━━━━━ Extracted entries

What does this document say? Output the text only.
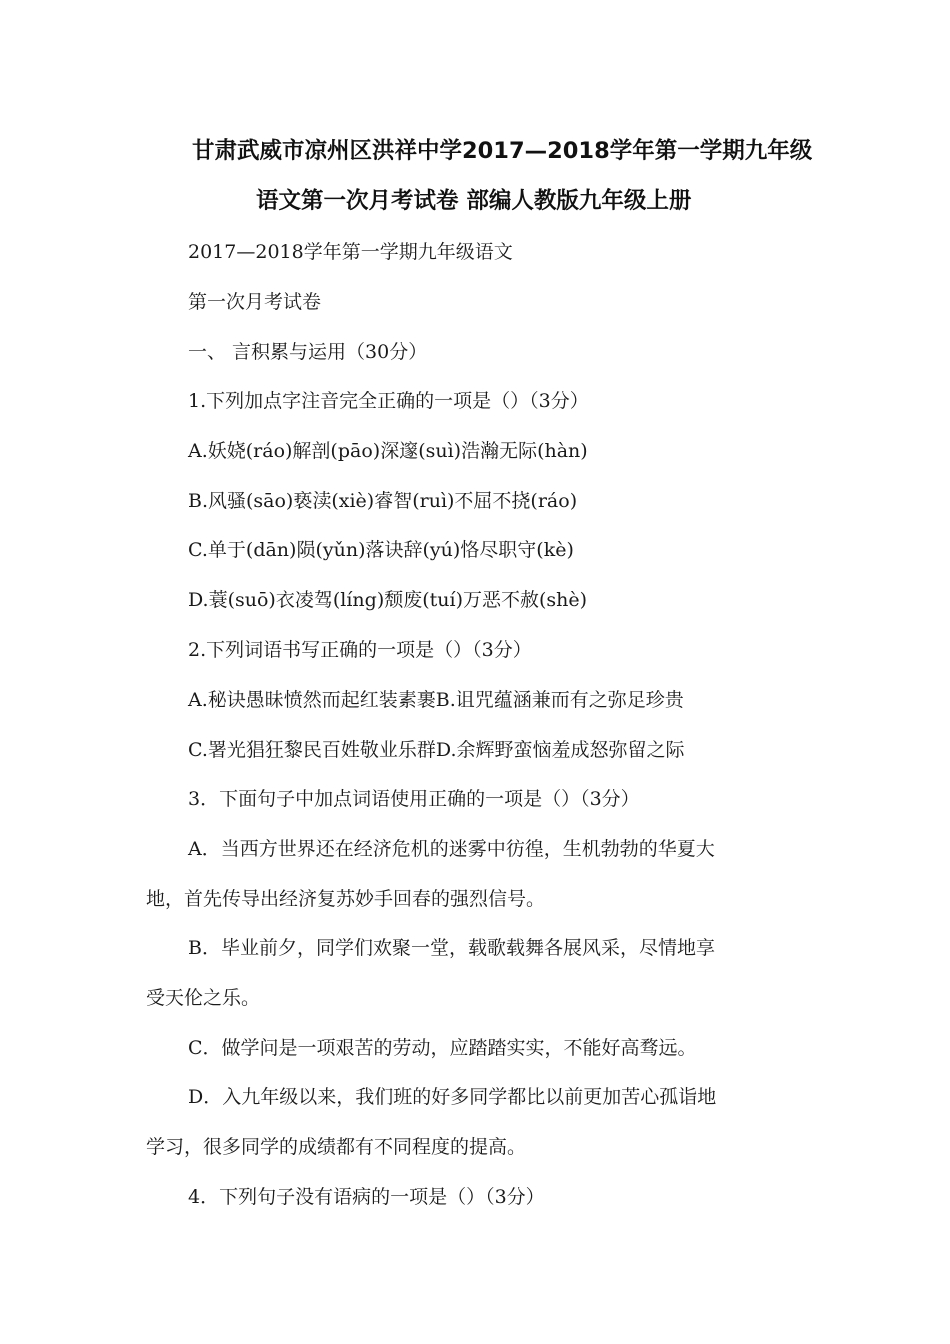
甘肃武威市凉州区洪祥中学2017—2018学年第一学期九年级
语文第一次月考试卷 部编人教版九年级上册
2017—2018学年第一学期九年级语文
第一次月考试卷
一、 言积累与运用（30分）
1.下列加点字注音完全正确的一项是（）（3分）
A.妖娆(ráo)解剖(pāo)深邃(suì)浩瀚无际(hàn)
B.风骚(sāo)亵渎(xiè)睿智(ruì)不屈不挠(ráo)
C.单于(dān)陨(yǔn)落诀辞(yú)恪尽职守(kè)
D.蓑(suō)衣凌驾(líng)颓废(tuí)万恶不赦(shè)
2.下列词语书写正确的一项是（）（3分）
A.秘诀愚昧愤然而起红装素裹B.诅咒蕴涵兼而有之弥足珍贵
C.署光猖狂黎民百姓敬业乐群D.余辉野蛮恼羞成怒弥留之际
3．下面句子中加点词语使用正确的一项是（）（3分）
A．当西方世界还在经济危机的迷雾中彷徨，生机勃勃的华夏大
地，首先传导出经济复苏妙手回春的强烈信号。
B．毕业前夕，同学们欢聚一堂，载歌载舞各展风采，尽情地享
受天伦之乐。
C．做学问是一项艰苦的劳动，应踏踏实实，不能好高骛远。
D．入九年级以来，我们班的好多同学都比以前更加苦心孤诣地
学习，很多同学的成绩都有不同程度的提高。
4．下列句子没有语病的一项是（）（3分）
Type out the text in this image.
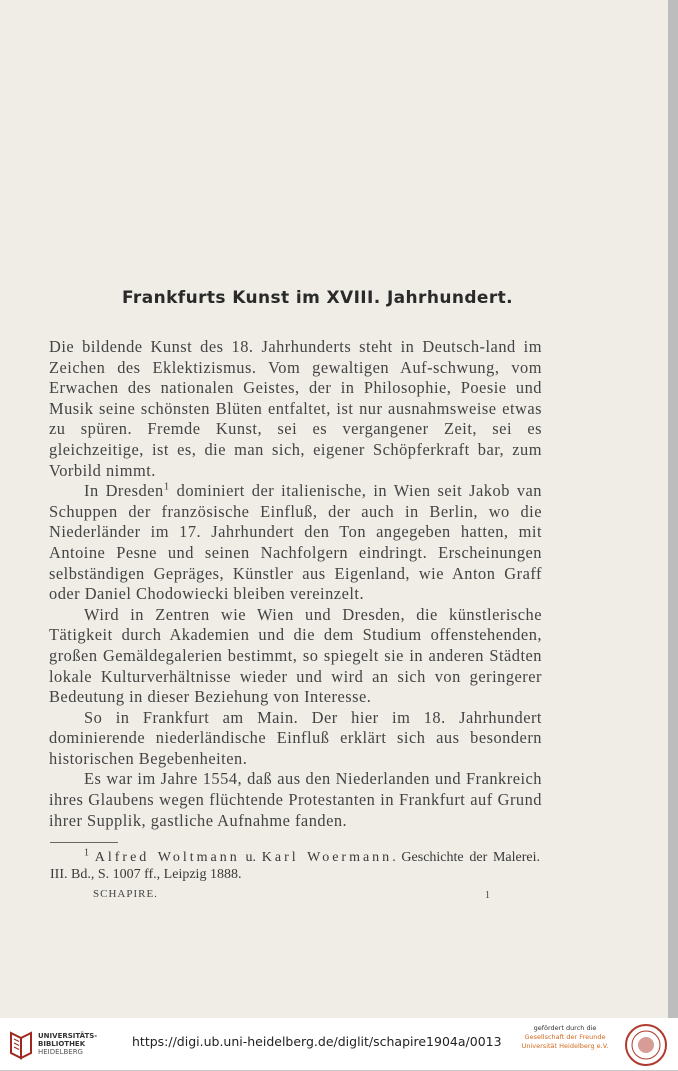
Frankfurts Kunst im XVIII. Jahrhundert.

Die bildende Kunst des 18. Jahrhunderts steht in Deutsch-land im Zeichen des Eklektizismus. Vom gewaltigen Auf-schwung, vom Erwachen des nationalen Geistes, der in Philosophie, Poesie und Musik seine schönsten Blüten entfaltet, ist nur ausnahmsweise etwas zu spüren. Fremde Kunst, sei es vergangener Zeit, sei es gleichzeitige, ist es, die man sich, eigener Schöpferkraft bar, zum Vorbild nimmt.

In Dresden$^1$ dominiert der italienische, in Wien seit Jakob van Schuppen der französische Einfluß, der auch in Berlin, wo die Niederländer im 17. Jahrhundert den Ton angegeben hatten, mit Antoine Pesne und seinen Nachfolgern eindringt. Erscheinungen selbständigen Gepräges, Künstler aus Eigenland, wie Anton Graff oder Daniel Chodowiecki bleiben vereinzelt.

Wird in Zentren wie Wien und Dresden, die künstlerische Tätigkeit durch Akademien und die dem Studium offenstehenden, großen Gemäldegalerien bestimmt, so spiegelt sie in anderen Städten lokale Kulturverhältnisse wieder und wird an sich von geringerer Bedeutung in dieser Beziehung von Interesse.

So in Frankfurt am Main. Der hier im 18. Jahrhundert dominierende niederländische Einfluß erklärt sich aus besondern historischen Begebenheiten.

Es war im Jahre 1554, daß aus den Niederlanden und Frankreich ihres Glaubens wegen flüchtende Protestanten in Frankfurt auf Grund ihrer Supplik, gastliche Aufnahme fanden.

$^1$ Alfred Woltmann u. Karl Woermann. Geschichte der Malerei. III. Bd., S. 1007 ff., Leipzig 1888.
SCHAPIRE.	1
UNIVERSITÄTS-
BIBLIOTHEK
HEIDELBERG
https://digi.ub.uni-heidelberg.de/diglit/schapire1904a/0013
gefördert durch die
Gesellschaft der Freunde
Universität Heidelberg e.V.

━━━━━━━━━━

— What you should do —
Of the lines in this listing, report how many contain the string "durch", and give the number only.

— Response —
2